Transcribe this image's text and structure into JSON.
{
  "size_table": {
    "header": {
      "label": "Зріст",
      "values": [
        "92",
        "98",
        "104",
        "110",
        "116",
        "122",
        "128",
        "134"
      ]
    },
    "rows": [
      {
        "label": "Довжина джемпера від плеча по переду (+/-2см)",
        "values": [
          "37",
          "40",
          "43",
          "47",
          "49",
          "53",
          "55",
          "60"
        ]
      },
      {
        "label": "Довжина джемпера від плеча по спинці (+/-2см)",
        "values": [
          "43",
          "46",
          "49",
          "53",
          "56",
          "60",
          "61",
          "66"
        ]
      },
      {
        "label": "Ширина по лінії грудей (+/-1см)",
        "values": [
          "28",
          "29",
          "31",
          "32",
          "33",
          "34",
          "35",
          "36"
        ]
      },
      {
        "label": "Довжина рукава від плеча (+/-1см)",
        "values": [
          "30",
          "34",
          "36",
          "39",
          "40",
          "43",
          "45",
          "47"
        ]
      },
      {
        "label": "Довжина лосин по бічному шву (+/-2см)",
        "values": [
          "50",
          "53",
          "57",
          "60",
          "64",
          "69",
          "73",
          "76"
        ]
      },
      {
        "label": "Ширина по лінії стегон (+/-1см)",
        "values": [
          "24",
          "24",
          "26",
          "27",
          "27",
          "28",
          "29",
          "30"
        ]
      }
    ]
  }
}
══════
__WRITTEN EXERCISE__
Reproduce the listing in full. Keep it exactly as written.

__EXERCISE ANSWER__
Transcribe this image's text and structure into JSON.
{
  "size_table": {
    "header": {
      "label": "Зріст",
      "values": [
        "92",
        "98",
        "104",
        "110",
        "116",
        "122",
        "128",
        "134"
      ]
    },
    "rows": [
      {
        "label": "Довжина джемпера від плеча по переду (+/-2см)",
        "values": [
          "37",
          "40",
          "43",
          "47",
          "49",
          "53",
          "55",
          "60"
        ]
      },
      {
        "label": "Довжина джемпера від плеча по спинці (+/-2см)",
        "values": [
          "43",
          "46",
          "49",
          "53",
          "56",
          "60",
          "61",
          "66"
        ]
      },
      {
        "label": "Ширина по лінії грудей (+/-1см)",
        "values": [
          "28",
          "29",
          "31",
          "32",
          "33",
          "34",
          "35",
          "36"
        ]
      },
      {
        "label": "Довжина рукава від плеча (+/-1см)",
        "values": [
          "30",
          "34",
          "36",
          "39",
          "40",
          "43",
          "45",
          "47"
        ]
      },
      {
        "label": "Довжина лосин по бічному шву (+/-2см)",
        "values": [
          "50",
          "53",
          "57",
          "60",
          "64",
          "69",
          "73",
          "76"
        ]
      },
      {
        "label": "Ширина по лінії стегон (+/-1см)",
        "values": [
          "24",
          "24",
          "26",
          "27",
          "27",
          "28",
          "29",
          "30"
        ]
      }
    ]
  }
}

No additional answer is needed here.